## Prompt
Copy out the material below in full, but not its images.

>>>>

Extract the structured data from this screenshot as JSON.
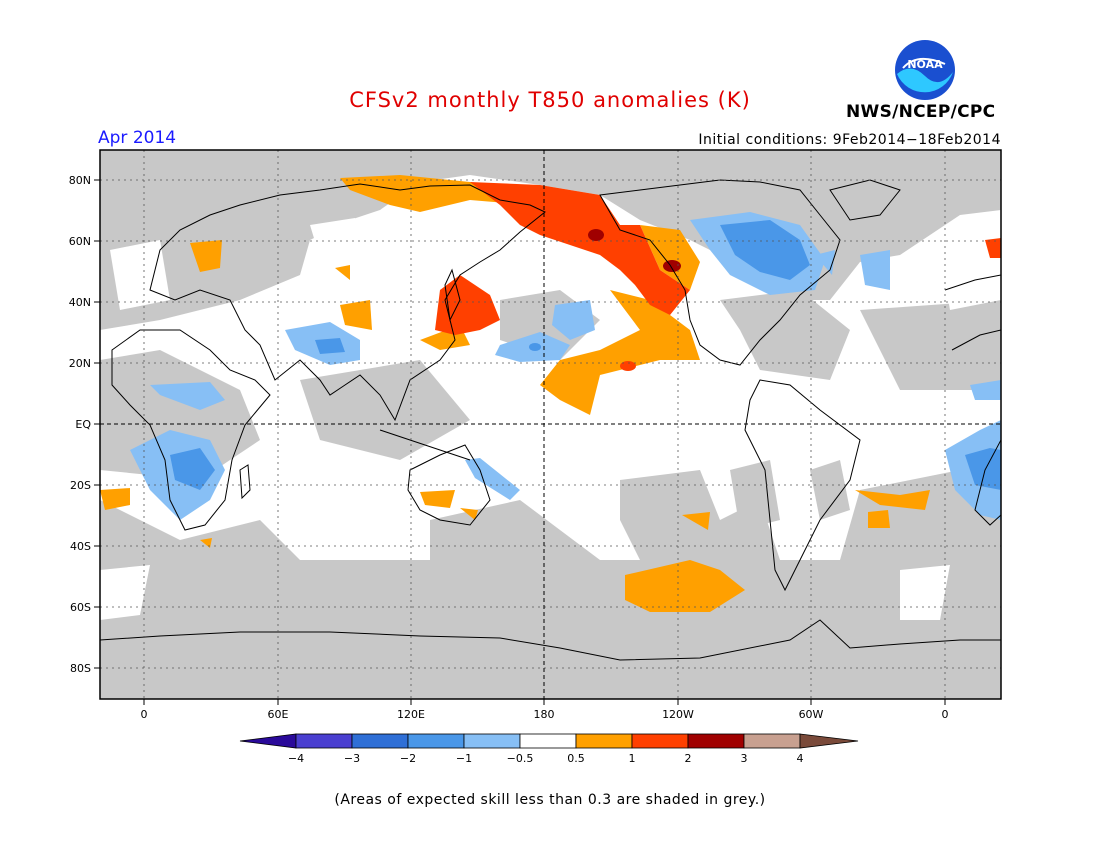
{
  "header": {
    "title": "CFSv2 monthly T850 anomalies (K)",
    "period": "Apr 2014",
    "initial_conditions": "Initial conditions: 9Feb2014−18Feb2014",
    "agency": "NWS/NCEP/CPC",
    "logo_text": "NOAA"
  },
  "colors": {
    "title": "#e00000",
    "period": "#1a1aff",
    "grey_low_skill": "#c8c8c8",
    "land_outline": "#000000"
  },
  "axes": {
    "lat_labels": [
      "80N",
      "60N",
      "40N",
      "20N",
      "EQ",
      "20S",
      "40S",
      "60S",
      "80S"
    ],
    "lon_labels": [
      "0",
      "60E",
      "120E",
      "180",
      "120W",
      "60W",
      "0"
    ]
  },
  "colorbar": {
    "colors": [
      "#2a0a9a",
      "#4a3fd0",
      "#2f6fd6",
      "#4a97e8",
      "#87bff5",
      "#ffffff",
      "#ffa000",
      "#ff4000",
      "#a00000",
      "#c8a090",
      "#7a4a3a"
    ],
    "labels": [
      "−4",
      "−3",
      "−2",
      "−1",
      "−0.5",
      "0.5",
      "1",
      "2",
      "3",
      "4"
    ]
  },
  "footnote": "(Areas of expected skill less than 0.3 are shaded in grey.)",
  "map_regions": [
    {
      "name": "orange-north-pacific-east",
      "color": "orange"
    },
    {
      "name": "red-alaska",
      "color": "red"
    },
    {
      "name": "blue-canada",
      "color": "blue"
    },
    {
      "name": "red-japan",
      "color": "red"
    },
    {
      "name": "orange-south-pacific",
      "color": "orange"
    }
  ]
}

<<<<

## Complete response
Extract the structured data from this screenshot as JSON.
{
  "header": {
    "title": "CFSv2 monthly T850 anomalies (K)",
    "period": "Apr 2014",
    "initial_conditions": "Initial conditions: 9Feb2014−18Feb2014",
    "agency": "NWS/NCEP/CPC",
    "logo_text": "NOAA"
  },
  "colors": {
    "title": "#e00000",
    "period": "#1a1aff",
    "grey_low_skill": "#c8c8c8",
    "land_outline": "#000000"
  },
  "axes": {
    "lat_labels": [
      "80N",
      "60N",
      "40N",
      "20N",
      "EQ",
      "20S",
      "40S",
      "60S",
      "80S"
    ],
    "lon_labels": [
      "0",
      "60E",
      "120E",
      "180",
      "120W",
      "60W",
      "0"
    ]
  },
  "colorbar": {
    "colors": [
      "#2a0a9a",
      "#4a3fd0",
      "#2f6fd6",
      "#4a97e8",
      "#87bff5",
      "#ffffff",
      "#ffa000",
      "#ff4000",
      "#a00000",
      "#c8a090",
      "#7a4a3a"
    ],
    "labels": [
      "−4",
      "−3",
      "−2",
      "−1",
      "−0.5",
      "0.5",
      "1",
      "2",
      "3",
      "4"
    ]
  },
  "footnote": "(Areas of expected skill less than 0.3 are shaded in grey.)",
  "map_regions": [
    {
      "name": "orange-north-pacific-east",
      "color": "orange"
    },
    {
      "name": "red-alaska",
      "color": "red"
    },
    {
      "name": "blue-canada",
      "color": "blue"
    },
    {
      "name": "red-japan",
      "color": "red"
    },
    {
      "name": "orange-south-pacific",
      "color": "orange"
    }
  ]
}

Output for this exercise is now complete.